[Entries from a page text collection]

◇ ◇ ◇ ◇ ◇ ◇ ◇

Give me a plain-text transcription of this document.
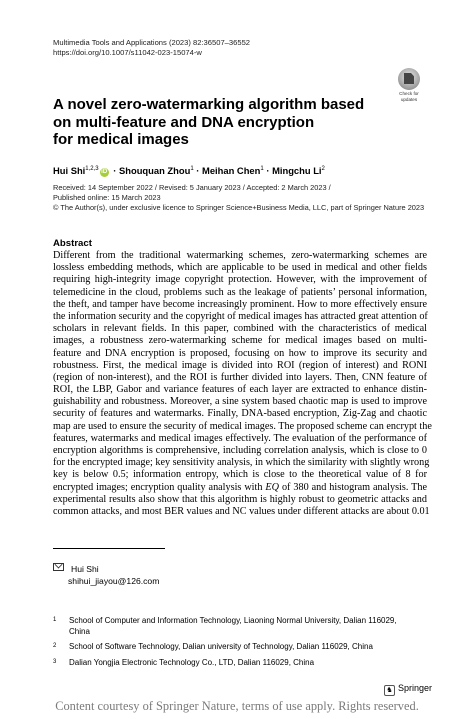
Multimedia Tools and Applications (2023) 82:36507–36552
https://doi.org/10.1007/s11042-023-15074-w
Check for
updates
A novel zero-watermarking algorithm based
on multi-feature and DNA encryption
for medical images
Hui Shi$^{1,2,3}$iD · Shouquan Zhou$^1$ · Meihan Chen$^1$ · Mingchu Li$^2$
Received: 14 September 2022 / Revised: 5 January 2023 / Accepted: 2 March 2023 /
Published online: 15 March 2023
© The Author(s), under exclusive licence to Springer Science+Business Media, LLC, part of Springer Nature 2023
Abstract
Different from the traditional watermarking schemes, zero-watermarking schemes are
lossless embedding methods, which are applicable to be used in medical and other fields
requiring high-integrity image copyright protection. However, with the improvement of
telemedicine in the cloud, problems such as the leakage of patients’ personal information,
the theft, and tamper have become increasingly prominent. How to more effectively ensure
the information security and the copyright of medical images has attracted great attention of
scholars in relevant fields. In this paper, combined with the characteristics of medical
images, a robustness zero-watermarking scheme for medical images based on multi-
feature and DNA encryption is proposed, focusing on how to improve its security and
robustness. First, the medical image is divided into ROI (region of interest) and RONI
(region of non-interest), and the ROI is further divided into layers. Then, CNN feature of
ROI, the LBP, Gabor and variance features of each layer are extracted to enhance distin-
guishability and robustness. Moreover, a sine system based chaotic map is used to improve
security of features and watermarks. Finally, DNA-based encryption, Zig-Zag and chaotic
map are used to ensure the security of medical images. The proposed scheme can encrypt the
features, watermarks and medical images effectively. The evaluation of the performance of
encryption algorithms is comprehensive, including correlation analysis, which is close to 0
for the encrypted image; key sensitivity analysis, in which the similarity with slightly wrong
key is below 0.5; information entropy, which is close to the theoretical value of 8 for
encrypted images; encryption quality analysis with EQ of 380 and histogram analysis. The
experimental results also show that this algorithm is highly robust to geometric attacks and
common attacks, and most BER values and NC values under different attacks are about 0.01
Hui Shi
shihui_jiayou@126.com
1 School of Computer and Information Technology, Liaoning Normal University, Dalian 116029, China
2 School of Software Technology, Dalian university of Technology, Dalian 116029, China
3 Dalian Yongjia Electronic Technology Co., LTD, Dalian 116029, China
♞ Springer
Content courtesy of Springer Nature, terms of use apply. Rights reserved.
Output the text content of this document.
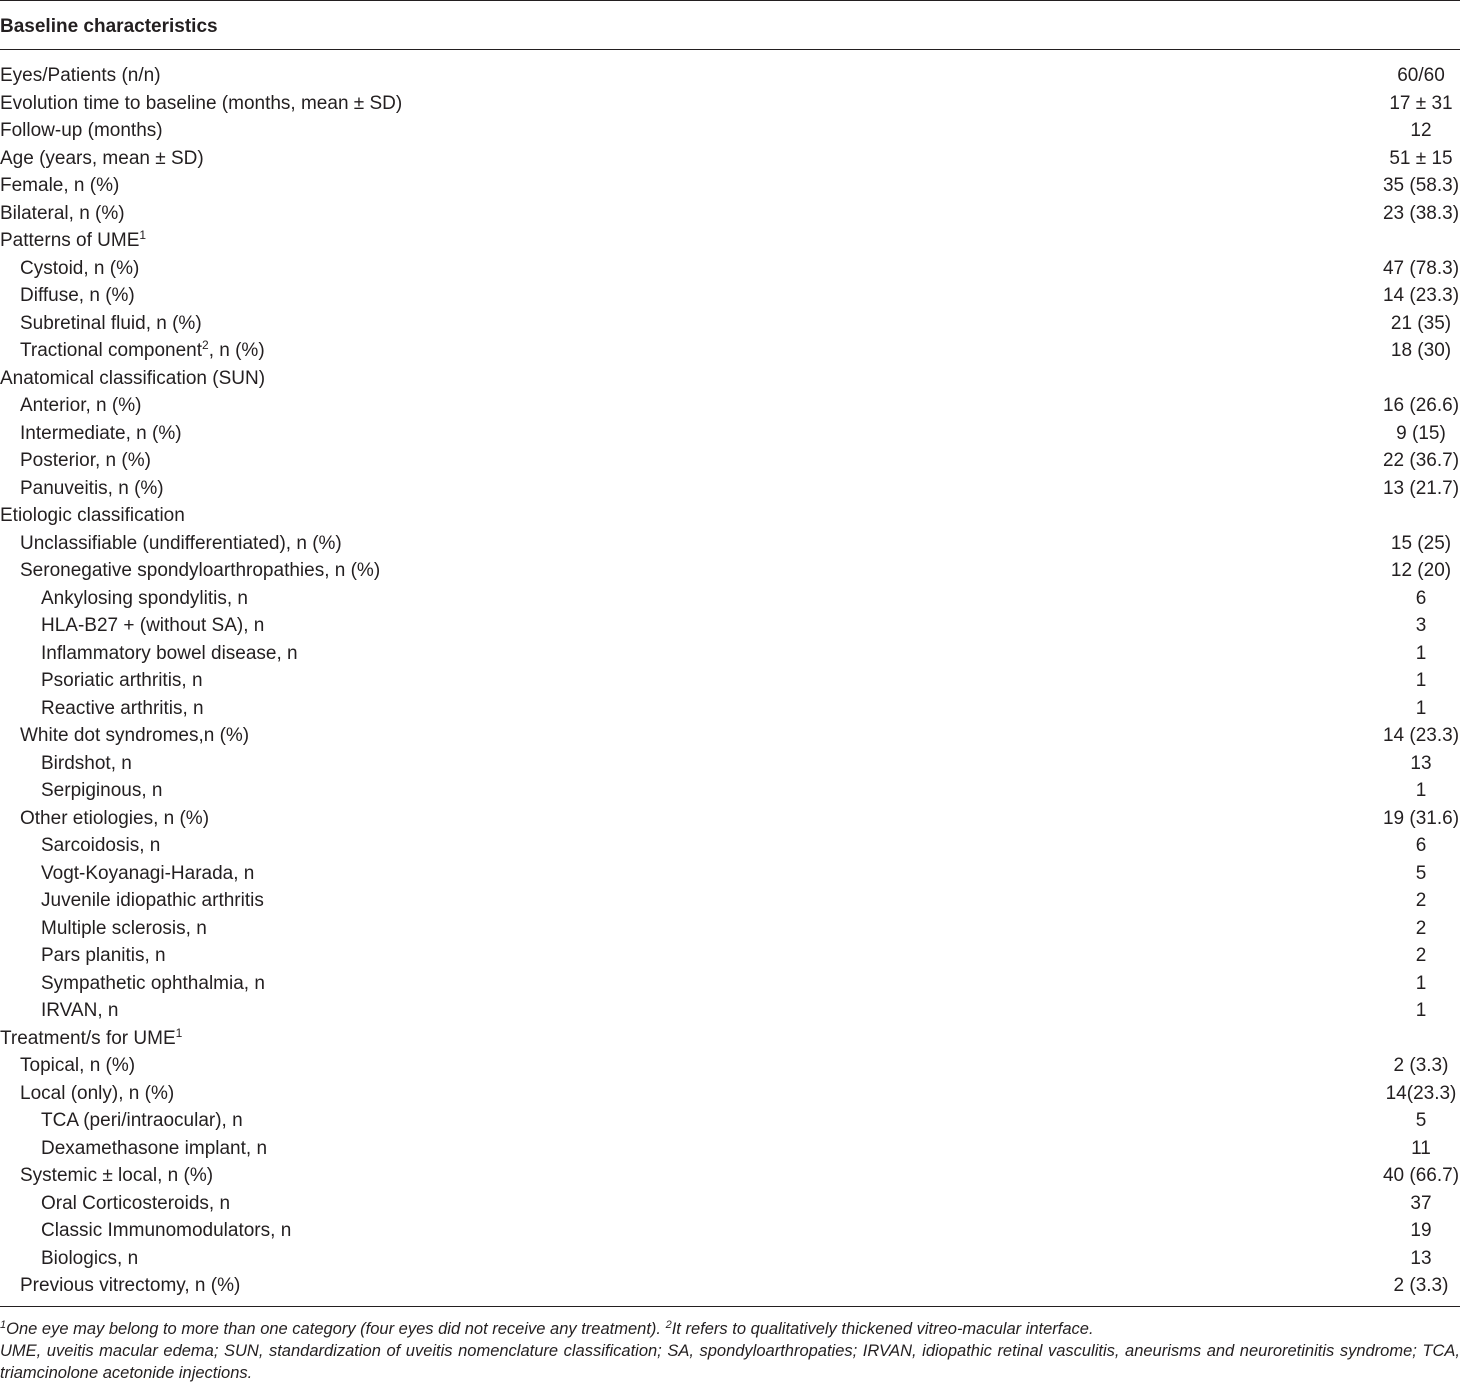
Baseline characteristics
Eyes/Patients (n/n)	60/60
Evolution time to baseline (months, mean ± SD)	17 ± 31
Follow-up (months)	12
Age (years, mean ± SD)	51 ± 15
Female, n (%)	35 (58.3)
Bilateral, n (%)	23 (38.3)
Patterns of UME$^1$
Cystoid, n (%)	47 (78.3)
Diffuse, n (%)	14 (23.3)
Subretinal fluid, n (%)	21 (35)
Tractional component$^2$, n (%)	18 (30)
Anatomical classification (SUN)
Anterior, n (%)	16 (26.6)
Intermediate, n (%)	9 (15)
Posterior, n (%)	22 (36.7)
Panuveitis, n (%)	13 (21.7)
Etiologic classification
Unclassifiable (undifferentiated), n (%)	15 (25)
Seronegative spondyloarthropathies, n (%)	12 (20)
Ankylosing spondylitis, n	6
HLA-B27 + (without SA), n	3
Inflammatory bowel disease, n	1
Psoriatic arthritis, n	1
Reactive arthritis, n	1
White dot syndromes,n (%)	14 (23.3)
Birdshot, n	13
Serpiginous, n	1
Other etiologies, n (%)	19 (31.6)
Sarcoidosis, n	6
Vogt-Koyanagi-Harada, n	5
Juvenile idiopathic arthritis	2
Multiple sclerosis, n	2
Pars planitis, n	2
Sympathetic ophthalmia, n	1
IRVAN, n	1
Treatment/s for UME$^1$
Topical, n (%)	2 (3.3)
Local (only), n (%)	14(23.3)
TCA (peri/intraocular), n	5
Dexamethasone implant, n	11
Systemic ± local, n (%)	40 (66.7)
Oral Corticosteroids, n	37
Classic Immunomodulators, n	19
Biologics, n	13
Previous vitrectomy, n (%)	2 (3.3)

$^1$One eye may belong to more than one category (four eyes did not receive any treatment). $^2$It refers to qualitatively thickened vitreo-macular interface.

UME, uveitis macular edema; SUN, standardization of uveitis nomenclature classification; SA, spondyloarthropaties; IRVAN, idiopathic retinal vasculitis, aneurisms and neuroretinitis syndrome; TCA, triamcinolone acetonide injections.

◇ ◇ ◇ ◇ ◇ ◇ ◇

Nothing but the records, restated word for word and stripped of images, belongs in the answer.

Give me a plain-text transcription of this document.
Multimedia Tools and Applications (2023) 82:36507–36552
https://doi.org/10.1007/s11042-023-15074-w
Check for
updates
A novel zero-watermarking algorithm based
on multi-feature and DNA encryption
for medical images
Hui Shi$^{1,2,3}$iD · Shouquan Zhou$^1$ · Meihan Chen$^1$ · Mingchu Li$^2$
Received: 14 September 2022 / Revised: 5 January 2023 / Accepted: 2 March 2023 /
Published online: 15 March 2023
© The Author(s), under exclusive licence to Springer Science+Business Media, LLC, part of Springer Nature 2023
Abstract
Different from the traditional watermarking schemes, zero-watermarking schemes are
lossless embedding methods, which are applicable to be used in medical and other fields
requiring high-integrity image copyright protection. However, with the improvement of
telemedicine in the cloud, problems such as the leakage of patients’ personal information,
the theft, and tamper have become increasingly prominent. How to more effectively ensure
the information security and the copyright of medical images has attracted great attention of
scholars in relevant fields. In this paper, combined with the characteristics of medical
images, a robustness zero-watermarking scheme for medical images based on multi-
feature and DNA encryption is proposed, focusing on how to improve its security and
robustness. First, the medical image is divided into ROI (region of interest) and RONI
(region of non-interest), and the ROI is further divided into layers. Then, CNN feature of
ROI, the LBP, Gabor and variance features of each layer are extracted to enhance distin-
guishability and robustness. Moreover, a sine system based chaotic map is used to improve
security of features and watermarks. Finally, DNA-based encryption, Zig-Zag and chaotic
map are used to ensure the security of medical images. The proposed scheme can encrypt the
features, watermarks and medical images effectively. The evaluation of the performance of
encryption algorithms is comprehensive, including correlation analysis, which is close to 0
for the encrypted image; key sensitivity analysis, in which the similarity with slightly wrong
key is below 0.5; information entropy, which is close to the theoretical value of 8 for
encrypted images; encryption quality analysis with EQ of 380 and histogram analysis. The
experimental results also show that this algorithm is highly robust to geometric attacks and
common attacks, and most BER values and NC values under different attacks are about 0.01
Hui Shi
shihui_jiayou@126.com
1 School of Computer and Information Technology, Liaoning Normal University, Dalian 116029, China
2 School of Software Technology, Dalian university of Technology, Dalian 116029, China
3 Dalian Yongjia Electronic Technology Co., LTD, Dalian 116029, China
♞ Springer
Content courtesy of Springer Nature, terms of use apply. Rights reserved.
Output the text content of this document.
Baseline characteristics
Eyes/Patients (n/n)	60/60
Evolution time to baseline (months, mean ± SD)	17 ± 31
Follow-up (months)	12
Age (years, mean ± SD)	51 ± 15
Female, n (%)	35 (58.3)
Bilateral, n (%)	23 (38.3)
Patterns of UME$^1$
Cystoid, n (%)	47 (78.3)
Diffuse, n (%)	14 (23.3)
Subretinal fluid, n (%)	21 (35)
Tractional component$^2$, n (%)	18 (30)
Anatomical classification (SUN)
Anterior, n (%)	16 (26.6)
Intermediate, n (%)	9 (15)
Posterior, n (%)	22 (36.7)
Panuveitis, n (%)	13 (21.7)
Etiologic classification
Unclassifiable (undifferentiated), n (%)	15 (25)
Seronegative spondyloarthropathies, n (%)	12 (20)
Ankylosing spondylitis, n	6
HLA-B27 + (without SA), n	3
Inflammatory bowel disease, n	1
Psoriatic arthritis, n	1
Reactive arthritis, n	1
White dot syndromes,n (%)	14 (23.3)
Birdshot, n	13
Serpiginous, n	1
Other etiologies, n (%)	19 (31.6)
Sarcoidosis, n	6
Vogt-Koyanagi-Harada, n	5
Juvenile idiopathic arthritis	2
Multiple sclerosis, n	2
Pars planitis, n	2
Sympathetic ophthalmia, n	1
IRVAN, n	1
Treatment/s for UME$^1$
Topical, n (%)	2 (3.3)
Local (only), n (%)	14(23.3)
TCA (peri/intraocular), n	5
Dexamethasone implant, n	11
Systemic ± local, n (%)	40 (66.7)
Oral Corticosteroids, n	37
Classic Immunomodulators, n	19
Biologics, n	13
Previous vitrectomy, n (%)	2 (3.3)

$^1$One eye may belong to more than one category (four eyes did not receive any treatment). $^2$It refers to qualitatively thickened vitreo-macular interface.

UME, uveitis macular edema; SUN, standardization of uveitis nomenclature classification; SA, spondyloarthropaties; IRVAN, idiopathic retinal vasculitis, aneurisms and neuroretinitis syndrome; TCA, triamcinolone acetonide injections.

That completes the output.